**Input material**
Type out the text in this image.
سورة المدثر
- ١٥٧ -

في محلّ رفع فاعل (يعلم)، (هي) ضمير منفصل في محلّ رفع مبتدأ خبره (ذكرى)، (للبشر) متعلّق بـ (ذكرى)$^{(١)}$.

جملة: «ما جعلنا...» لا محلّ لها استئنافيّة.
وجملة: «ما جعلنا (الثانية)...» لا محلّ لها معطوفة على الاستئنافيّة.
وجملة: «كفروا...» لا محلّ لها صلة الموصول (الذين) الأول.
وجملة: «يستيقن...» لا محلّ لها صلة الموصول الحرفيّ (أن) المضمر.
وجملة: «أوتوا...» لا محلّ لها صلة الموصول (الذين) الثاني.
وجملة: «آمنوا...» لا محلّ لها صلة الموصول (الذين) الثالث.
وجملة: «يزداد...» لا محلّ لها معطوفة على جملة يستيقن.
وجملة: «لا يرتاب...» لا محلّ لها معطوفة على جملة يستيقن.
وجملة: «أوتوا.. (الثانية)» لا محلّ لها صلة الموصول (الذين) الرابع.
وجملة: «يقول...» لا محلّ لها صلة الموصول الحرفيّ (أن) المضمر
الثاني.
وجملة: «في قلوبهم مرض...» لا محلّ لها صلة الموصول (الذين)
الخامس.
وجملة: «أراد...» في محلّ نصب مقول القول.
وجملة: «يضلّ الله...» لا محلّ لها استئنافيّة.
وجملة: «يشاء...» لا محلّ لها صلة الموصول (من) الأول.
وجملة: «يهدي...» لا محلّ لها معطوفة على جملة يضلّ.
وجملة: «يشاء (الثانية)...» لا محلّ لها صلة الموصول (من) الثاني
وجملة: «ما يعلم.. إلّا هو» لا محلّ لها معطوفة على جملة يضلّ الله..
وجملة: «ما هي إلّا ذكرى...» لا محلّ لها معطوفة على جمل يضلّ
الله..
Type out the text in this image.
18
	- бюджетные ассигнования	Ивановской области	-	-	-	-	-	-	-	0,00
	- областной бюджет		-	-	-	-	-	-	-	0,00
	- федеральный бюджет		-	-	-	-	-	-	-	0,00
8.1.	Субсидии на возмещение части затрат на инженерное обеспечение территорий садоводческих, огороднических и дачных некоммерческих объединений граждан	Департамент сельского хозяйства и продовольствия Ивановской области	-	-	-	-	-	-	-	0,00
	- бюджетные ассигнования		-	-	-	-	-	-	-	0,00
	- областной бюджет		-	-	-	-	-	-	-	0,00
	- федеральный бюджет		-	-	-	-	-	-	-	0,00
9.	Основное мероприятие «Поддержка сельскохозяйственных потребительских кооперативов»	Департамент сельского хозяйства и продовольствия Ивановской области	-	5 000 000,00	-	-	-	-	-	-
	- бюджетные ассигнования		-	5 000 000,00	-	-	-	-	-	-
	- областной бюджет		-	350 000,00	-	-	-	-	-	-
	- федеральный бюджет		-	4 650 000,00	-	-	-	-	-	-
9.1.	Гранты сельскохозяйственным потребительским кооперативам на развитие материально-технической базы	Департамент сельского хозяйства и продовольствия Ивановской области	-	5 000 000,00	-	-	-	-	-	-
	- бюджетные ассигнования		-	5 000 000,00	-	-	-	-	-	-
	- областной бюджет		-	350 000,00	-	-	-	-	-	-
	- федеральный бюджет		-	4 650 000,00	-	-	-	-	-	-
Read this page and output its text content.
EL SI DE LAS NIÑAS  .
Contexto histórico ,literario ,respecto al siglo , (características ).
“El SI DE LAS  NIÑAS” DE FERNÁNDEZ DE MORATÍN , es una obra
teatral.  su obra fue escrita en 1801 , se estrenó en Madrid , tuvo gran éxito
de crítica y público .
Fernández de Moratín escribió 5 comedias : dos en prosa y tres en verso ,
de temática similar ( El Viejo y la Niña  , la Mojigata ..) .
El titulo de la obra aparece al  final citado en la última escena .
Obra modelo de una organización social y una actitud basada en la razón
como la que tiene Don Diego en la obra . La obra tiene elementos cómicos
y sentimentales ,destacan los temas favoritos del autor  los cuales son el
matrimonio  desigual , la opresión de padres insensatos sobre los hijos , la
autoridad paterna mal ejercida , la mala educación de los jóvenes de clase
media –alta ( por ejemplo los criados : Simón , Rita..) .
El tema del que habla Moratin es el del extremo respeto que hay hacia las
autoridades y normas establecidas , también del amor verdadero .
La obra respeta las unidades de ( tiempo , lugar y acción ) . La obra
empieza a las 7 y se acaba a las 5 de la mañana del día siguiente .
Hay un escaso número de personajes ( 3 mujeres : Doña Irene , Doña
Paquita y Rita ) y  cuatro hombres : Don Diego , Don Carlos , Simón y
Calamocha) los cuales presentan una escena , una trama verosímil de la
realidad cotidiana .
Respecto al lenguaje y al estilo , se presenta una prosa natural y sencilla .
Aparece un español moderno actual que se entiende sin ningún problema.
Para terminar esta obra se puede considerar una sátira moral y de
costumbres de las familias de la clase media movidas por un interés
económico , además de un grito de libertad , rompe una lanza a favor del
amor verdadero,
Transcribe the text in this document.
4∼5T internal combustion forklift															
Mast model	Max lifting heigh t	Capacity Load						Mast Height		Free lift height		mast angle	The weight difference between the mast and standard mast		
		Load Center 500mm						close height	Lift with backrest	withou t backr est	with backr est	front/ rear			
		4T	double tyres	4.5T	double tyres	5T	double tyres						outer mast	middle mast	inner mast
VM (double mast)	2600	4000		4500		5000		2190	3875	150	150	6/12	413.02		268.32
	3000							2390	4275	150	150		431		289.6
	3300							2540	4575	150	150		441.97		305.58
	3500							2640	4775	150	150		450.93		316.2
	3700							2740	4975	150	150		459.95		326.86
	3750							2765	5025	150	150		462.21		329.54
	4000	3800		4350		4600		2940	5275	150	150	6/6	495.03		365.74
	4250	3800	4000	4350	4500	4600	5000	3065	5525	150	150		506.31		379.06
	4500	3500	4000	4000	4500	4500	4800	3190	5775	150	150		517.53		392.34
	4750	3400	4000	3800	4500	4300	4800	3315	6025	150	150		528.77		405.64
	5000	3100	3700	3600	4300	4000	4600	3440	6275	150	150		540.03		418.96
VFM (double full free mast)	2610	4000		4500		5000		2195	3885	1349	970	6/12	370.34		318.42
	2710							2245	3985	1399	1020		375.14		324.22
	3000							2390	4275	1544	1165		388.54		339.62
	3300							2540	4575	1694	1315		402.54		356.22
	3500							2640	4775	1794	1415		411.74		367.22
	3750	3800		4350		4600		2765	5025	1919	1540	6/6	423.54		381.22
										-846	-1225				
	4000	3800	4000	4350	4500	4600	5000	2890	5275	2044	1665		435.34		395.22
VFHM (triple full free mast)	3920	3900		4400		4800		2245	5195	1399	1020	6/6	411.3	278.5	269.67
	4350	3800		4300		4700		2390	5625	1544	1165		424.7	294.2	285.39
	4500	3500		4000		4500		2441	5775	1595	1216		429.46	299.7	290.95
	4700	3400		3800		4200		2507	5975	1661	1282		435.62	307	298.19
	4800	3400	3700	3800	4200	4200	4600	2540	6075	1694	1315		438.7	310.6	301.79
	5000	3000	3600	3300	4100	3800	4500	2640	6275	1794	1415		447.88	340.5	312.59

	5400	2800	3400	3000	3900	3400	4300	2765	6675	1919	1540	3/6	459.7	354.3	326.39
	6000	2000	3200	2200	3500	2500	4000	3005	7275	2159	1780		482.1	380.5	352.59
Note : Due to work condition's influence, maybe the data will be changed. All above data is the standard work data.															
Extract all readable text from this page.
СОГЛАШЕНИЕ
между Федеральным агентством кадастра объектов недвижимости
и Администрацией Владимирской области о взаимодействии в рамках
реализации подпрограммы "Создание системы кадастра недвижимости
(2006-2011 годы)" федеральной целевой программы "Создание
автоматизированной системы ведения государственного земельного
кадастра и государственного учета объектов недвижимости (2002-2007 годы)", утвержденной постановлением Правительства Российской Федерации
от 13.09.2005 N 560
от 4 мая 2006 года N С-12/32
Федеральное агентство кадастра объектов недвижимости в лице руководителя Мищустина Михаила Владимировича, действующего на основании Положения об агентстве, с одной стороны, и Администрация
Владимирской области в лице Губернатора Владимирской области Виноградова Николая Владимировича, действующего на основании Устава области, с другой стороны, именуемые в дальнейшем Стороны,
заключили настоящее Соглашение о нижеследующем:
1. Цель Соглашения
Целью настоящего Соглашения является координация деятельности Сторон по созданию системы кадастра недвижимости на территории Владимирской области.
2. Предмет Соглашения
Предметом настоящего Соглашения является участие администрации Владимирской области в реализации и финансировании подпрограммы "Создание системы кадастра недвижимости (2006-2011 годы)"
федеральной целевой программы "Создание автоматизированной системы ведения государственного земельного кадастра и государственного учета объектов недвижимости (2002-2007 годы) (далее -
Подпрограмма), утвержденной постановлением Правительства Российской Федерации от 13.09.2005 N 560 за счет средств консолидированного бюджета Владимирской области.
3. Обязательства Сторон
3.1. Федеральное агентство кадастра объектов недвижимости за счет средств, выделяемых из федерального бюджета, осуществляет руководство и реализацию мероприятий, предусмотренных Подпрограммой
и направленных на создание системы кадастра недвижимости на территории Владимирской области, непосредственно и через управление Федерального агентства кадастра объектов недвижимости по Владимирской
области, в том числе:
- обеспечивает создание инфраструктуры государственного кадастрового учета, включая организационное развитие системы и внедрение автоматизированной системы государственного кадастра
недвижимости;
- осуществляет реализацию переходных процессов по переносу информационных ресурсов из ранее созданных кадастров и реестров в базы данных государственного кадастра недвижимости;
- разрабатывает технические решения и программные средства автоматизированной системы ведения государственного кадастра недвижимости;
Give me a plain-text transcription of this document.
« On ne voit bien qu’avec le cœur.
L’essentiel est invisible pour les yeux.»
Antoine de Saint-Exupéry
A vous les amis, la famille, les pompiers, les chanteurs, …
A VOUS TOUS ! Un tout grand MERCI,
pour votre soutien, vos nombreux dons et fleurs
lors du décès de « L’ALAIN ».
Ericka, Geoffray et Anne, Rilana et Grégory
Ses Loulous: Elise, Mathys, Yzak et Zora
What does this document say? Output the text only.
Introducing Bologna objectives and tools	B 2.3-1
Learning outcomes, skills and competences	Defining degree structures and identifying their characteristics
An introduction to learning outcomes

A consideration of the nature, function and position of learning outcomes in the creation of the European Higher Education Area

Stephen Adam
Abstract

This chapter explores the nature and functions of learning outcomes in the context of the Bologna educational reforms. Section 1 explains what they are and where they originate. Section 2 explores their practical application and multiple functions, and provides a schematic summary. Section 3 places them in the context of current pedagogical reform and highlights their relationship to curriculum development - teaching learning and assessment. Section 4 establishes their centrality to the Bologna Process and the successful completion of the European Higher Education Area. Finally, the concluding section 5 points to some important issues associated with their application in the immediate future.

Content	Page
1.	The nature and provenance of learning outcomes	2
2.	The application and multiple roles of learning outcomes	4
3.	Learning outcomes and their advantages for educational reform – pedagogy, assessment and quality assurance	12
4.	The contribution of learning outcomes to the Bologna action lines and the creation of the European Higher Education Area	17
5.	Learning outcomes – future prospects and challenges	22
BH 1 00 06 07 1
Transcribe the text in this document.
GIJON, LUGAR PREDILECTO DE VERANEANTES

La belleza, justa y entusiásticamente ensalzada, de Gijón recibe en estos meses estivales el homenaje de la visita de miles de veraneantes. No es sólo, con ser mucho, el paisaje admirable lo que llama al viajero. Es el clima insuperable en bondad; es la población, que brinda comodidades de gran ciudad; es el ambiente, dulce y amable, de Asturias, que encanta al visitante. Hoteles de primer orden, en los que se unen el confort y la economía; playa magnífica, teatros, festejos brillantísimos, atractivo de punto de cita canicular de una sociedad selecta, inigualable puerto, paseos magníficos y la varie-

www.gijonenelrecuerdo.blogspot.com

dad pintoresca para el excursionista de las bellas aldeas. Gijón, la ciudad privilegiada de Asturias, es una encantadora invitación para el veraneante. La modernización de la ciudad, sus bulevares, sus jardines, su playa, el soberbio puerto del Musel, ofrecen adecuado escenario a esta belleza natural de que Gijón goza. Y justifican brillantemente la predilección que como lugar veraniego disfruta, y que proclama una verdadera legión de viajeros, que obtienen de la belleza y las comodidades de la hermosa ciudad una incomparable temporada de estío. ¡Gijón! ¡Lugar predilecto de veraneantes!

**Instructions to follow**
Filter the data, keeping only the lines that contain "standard".

**Final answer**
Mast model	Max lifting heigh t	Capacity Load						Mast Height		Free lift height		mast angle	The weight difference between the mast and standard mast		
Note : Due to work condition's influence, maybe the data will be changed. All above data is the standard work data.															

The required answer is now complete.